-- MATERIAL --
┌──

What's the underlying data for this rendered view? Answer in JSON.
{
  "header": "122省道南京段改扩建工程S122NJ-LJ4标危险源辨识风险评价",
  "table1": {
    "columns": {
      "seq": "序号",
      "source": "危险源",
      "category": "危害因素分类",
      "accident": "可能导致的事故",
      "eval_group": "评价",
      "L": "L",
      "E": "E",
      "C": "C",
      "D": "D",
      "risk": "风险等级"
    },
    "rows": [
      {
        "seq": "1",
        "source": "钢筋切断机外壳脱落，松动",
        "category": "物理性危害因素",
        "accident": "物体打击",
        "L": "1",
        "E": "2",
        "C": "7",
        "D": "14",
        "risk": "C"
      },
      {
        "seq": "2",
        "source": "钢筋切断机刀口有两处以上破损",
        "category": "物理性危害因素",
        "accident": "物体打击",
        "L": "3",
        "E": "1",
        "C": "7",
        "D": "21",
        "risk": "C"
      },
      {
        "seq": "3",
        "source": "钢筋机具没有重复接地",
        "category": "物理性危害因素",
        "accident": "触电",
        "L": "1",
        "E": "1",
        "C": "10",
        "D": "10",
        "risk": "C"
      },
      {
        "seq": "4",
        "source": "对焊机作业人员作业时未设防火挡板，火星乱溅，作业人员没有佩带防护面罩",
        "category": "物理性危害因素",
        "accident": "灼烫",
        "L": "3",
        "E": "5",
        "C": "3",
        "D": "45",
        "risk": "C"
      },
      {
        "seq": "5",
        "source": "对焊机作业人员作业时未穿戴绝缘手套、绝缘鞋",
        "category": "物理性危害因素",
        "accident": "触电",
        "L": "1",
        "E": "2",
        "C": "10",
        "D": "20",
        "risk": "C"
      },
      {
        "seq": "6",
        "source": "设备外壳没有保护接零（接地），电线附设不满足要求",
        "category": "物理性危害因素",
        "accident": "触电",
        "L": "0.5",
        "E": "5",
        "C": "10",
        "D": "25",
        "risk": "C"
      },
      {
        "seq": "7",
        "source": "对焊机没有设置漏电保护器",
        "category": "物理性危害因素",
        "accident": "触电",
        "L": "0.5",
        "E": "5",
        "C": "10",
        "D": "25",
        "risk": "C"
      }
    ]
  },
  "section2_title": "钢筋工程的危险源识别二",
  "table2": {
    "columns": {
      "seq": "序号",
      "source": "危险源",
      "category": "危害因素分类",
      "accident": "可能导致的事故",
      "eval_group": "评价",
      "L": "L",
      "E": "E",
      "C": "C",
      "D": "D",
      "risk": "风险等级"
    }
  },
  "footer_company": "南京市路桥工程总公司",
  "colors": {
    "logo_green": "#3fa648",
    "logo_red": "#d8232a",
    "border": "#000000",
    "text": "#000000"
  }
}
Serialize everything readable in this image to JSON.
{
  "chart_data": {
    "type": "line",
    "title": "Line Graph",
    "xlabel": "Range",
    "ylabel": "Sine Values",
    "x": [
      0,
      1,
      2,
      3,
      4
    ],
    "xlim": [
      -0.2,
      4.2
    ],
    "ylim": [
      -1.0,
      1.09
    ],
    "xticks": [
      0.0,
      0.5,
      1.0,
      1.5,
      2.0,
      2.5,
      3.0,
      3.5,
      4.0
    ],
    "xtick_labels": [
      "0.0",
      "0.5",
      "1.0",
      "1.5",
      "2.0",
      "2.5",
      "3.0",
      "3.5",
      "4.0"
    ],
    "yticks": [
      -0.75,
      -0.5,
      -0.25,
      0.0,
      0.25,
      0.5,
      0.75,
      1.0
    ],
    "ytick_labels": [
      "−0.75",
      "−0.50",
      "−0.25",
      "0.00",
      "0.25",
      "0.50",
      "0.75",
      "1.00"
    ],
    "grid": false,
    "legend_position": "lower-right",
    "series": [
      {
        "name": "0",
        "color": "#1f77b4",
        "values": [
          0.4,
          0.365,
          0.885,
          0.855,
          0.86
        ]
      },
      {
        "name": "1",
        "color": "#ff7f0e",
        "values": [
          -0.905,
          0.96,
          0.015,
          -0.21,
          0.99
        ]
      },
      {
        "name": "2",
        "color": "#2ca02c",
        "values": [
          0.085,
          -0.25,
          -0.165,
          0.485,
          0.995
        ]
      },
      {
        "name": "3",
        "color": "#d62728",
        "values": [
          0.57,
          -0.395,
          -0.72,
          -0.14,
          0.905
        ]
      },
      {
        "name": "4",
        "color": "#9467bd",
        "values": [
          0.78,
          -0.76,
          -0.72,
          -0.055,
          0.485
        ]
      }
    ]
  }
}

└──

-- SET TASK --
Output the entries verbatim.

-- THE REPLY --
What's the underlying data for this rendered view? Answer in JSON.
{
  "header": "122省道南京段改扩建工程S122NJ-LJ4标危险源辨识风险评价",
  "table1": {
    "columns": {
      "seq": "序号",
      "source": "危险源",
      "category": "危害因素分类",
      "accident": "可能导致的事故",
      "eval_group": "评价",
      "L": "L",
      "E": "E",
      "C": "C",
      "D": "D",
      "risk": "风险等级"
    },
    "rows": [
      {
        "seq": "1",
        "source": "钢筋切断机外壳脱落，松动",
        "category": "物理性危害因素",
        "accident": "物体打击",
        "L": "1",
        "E": "2",
        "C": "7",
        "D": "14",
        "risk": "C"
      },
      {
        "seq": "2",
        "source": "钢筋切断机刀口有两处以上破损",
        "category": "物理性危害因素",
        "accident": "物体打击",
        "L": "3",
        "E": "1",
        "C": "7",
        "D": "21",
        "risk": "C"
      },
      {
        "seq": "3",
        "source": "钢筋机具没有重复接地",
        "category": "物理性危害因素",
        "accident": "触电",
        "L": "1",
        "E": "1",
        "C": "10",
        "D": "10",
        "risk": "C"
      },
      {
        "seq": "4",
        "source": "对焊机作业人员作业时未设防火挡板，火星乱溅，作业人员没有佩带防护面罩",
        "category": "物理性危害因素",
        "accident": "灼烫",
        "L": "3",
        "E": "5",
        "C": "3",
        "D": "45",
        "risk": "C"
      },
      {
        "seq": "5",
        "source": "对焊机作业人员作业时未穿戴绝缘手套、绝缘鞋",
        "category": "物理性危害因素",
        "accident": "触电",
        "L": "1",
        "E": "2",
        "C": "10",
        "D": "20",
        "risk": "C"
      },
      {
        "seq": "6",
        "source": "设备外壳没有保护接零（接地），电线附设不满足要求",
        "category": "物理性危害因素",
        "accident": "触电",
        "L": "0.5",
        "E": "5",
        "C": "10",
        "D": "25",
        "risk": "C"
      },
      {
        "seq": "7",
        "source": "对焊机没有设置漏电保护器",
        "category": "物理性危害因素",
        "accident": "触电",
        "L": "0.5",
        "E": "5",
        "C": "10",
        "D": "25",
        "risk": "C"
      }
    ]
  },
  "section2_title": "钢筋工程的危险源识别二",
  "table2": {
    "columns": {
      "seq": "序号",
      "source": "危险源",
      "category": "危害因素分类",
      "accident": "可能导致的事故",
      "eval_group": "评价",
      "L": "L",
      "E": "E",
      "C": "C",
      "D": "D",
      "risk": "风险等级"
    }
  },
  "footer_company": "南京市路桥工程总公司",
  "colors": {
    "logo_green": "#3fa648",
    "logo_red": "#d8232a",
    "border": "#000000",
    "text": "#000000"
  }
}
Serialize everything readable in this image to JSON.
{
  "chart_data": {
    "type": "line",
    "title": "Line Graph",
    "xlabel": "Range",
    "ylabel": "Sine Values",
    "x": [
      0,
      1,
      2,
      3,
      4
    ],
    "xlim": [
      -0.2,
      4.2
    ],
    "ylim": [
      -1.0,
      1.09
    ],
    "xticks": [
      0.0,
      0.5,
      1.0,
      1.5,
      2.0,
      2.5,
      3.0,
      3.5,
      4.0
    ],
    "xtick_labels": [
      "0.0",
      "0.5",
      "1.0",
      "1.5",
      "2.0",
      "2.5",
      "3.0",
      "3.5",
      "4.0"
    ],
    "yticks": [
      -0.75,
      -0.5,
      -0.25,
      0.0,
      0.25,
      0.5,
      0.75,
      1.0
    ],
    "ytick_labels": [
      "−0.75",
      "−0.50",
      "−0.25",
      "0.00",
      "0.25",
      "0.50",
      "0.75",
      "1.00"
    ],
    "grid": false,
    "legend_position": "lower-right",
    "series": [
      {
        "name": "0",
        "color": "#1f77b4",
        "values": [
          0.4,
          0.365,
          0.885,
          0.855,
          0.86
        ]
      },
      {
        "name": "1",
        "color": "#ff7f0e",
        "values": [
          -0.905,
          0.96,
          0.015,
          -0.21,
          0.99
        ]
      },
      {
        "name": "2",
        "color": "#2ca02c",
        "values": [
          0.085,
          -0.25,
          -0.165,
          0.485,
          0.995
        ]
      },
      {
        "name": "3",
        "color": "#d62728",
        "values": [
          0.57,
          -0.395,
          -0.72,
          -0.14,
          0.905
        ]
      },
      {
        "name": "4",
        "color": "#9467bd",
        "values": [
          0.78,
          -0.76,
          -0.72,
          -0.055,
          0.485
        ]
      }
    ]
  }
}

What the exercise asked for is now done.